TASK OBJECTIVE - Check each line of the material. Copy those containing "scales".

INPUT ROWS -
──────────────────────────────
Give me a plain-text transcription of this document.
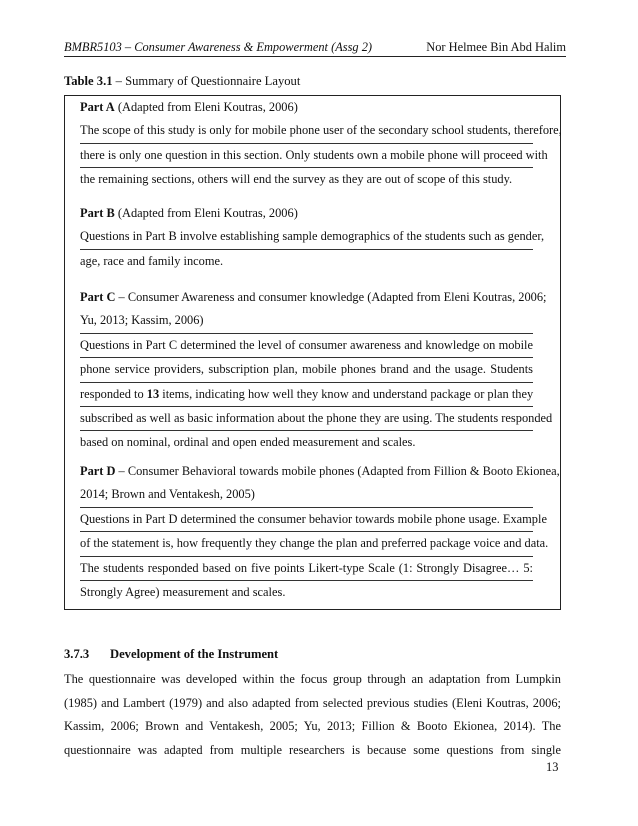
BMBR5103 – Consumer Awareness & Empowerment (Assg 2)	Nor Helmee Bin Abd Halim
Table 3.1 – Summary of Questionnaire Layout
Part A (Adapted from Eleni Koutras, 2006)
The scope of this study is only for mobile phone user of the secondary school students, therefore,
there is only one question in this section. Only students own a mobile phone will proceed with
the remaining sections, others will end the survey as they are out of scope of this study.
Part B (Adapted from Eleni Koutras, 2006)
Questions in Part B involve establishing sample demographics of the students such as gender,
age, race and family income.
Part C – Consumer Awareness and consumer knowledge (Adapted from Eleni Koutras, 2006;
Yu, 2013; Kassim, 2006)
Questions in Part C determined the level of consumer awareness and knowledge on mobile
phone service providers, subscription plan, mobile phones brand and the usage. Students
responded to 13 items, indicating how well they know and understand package or plan they
subscribed as well as basic information about the phone they are using. The students responded
based on nominal, ordinal and open ended measurement and scales.
Part D – Consumer Behavioral towards mobile phones (Adapted from Fillion & Booto Ekionea,
2014; Brown and Ventakesh, 2005)
Questions in Part D determined the consumer behavior towards mobile phone usage. Example
of the statement is, how frequently they change the plan and preferred package voice and data.
The students responded based on five points Likert-type Scale (1: Strongly Disagree… 5:
Strongly Agree) measurement and scales.
3.7.3 Development of the Instrument
The questionnaire was developed within the focus group through an adaptation from Lumpkin
(1985) and Lambert (1979) and also adapted from selected previous studies (Eleni Koutras, 2006;
Kassim, 2006; Brown and Ventakesh, 2005; Yu, 2013; Fillion & Booto Ekionea, 2014). The
questionnaire was adapted from multiple researchers is because some questions from single
13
──────────────────────────────
RESULT OF THIS EXERCISE -
based on nominal, ordinal and open ended measurement and scales.
Strongly Agree) measurement and scales.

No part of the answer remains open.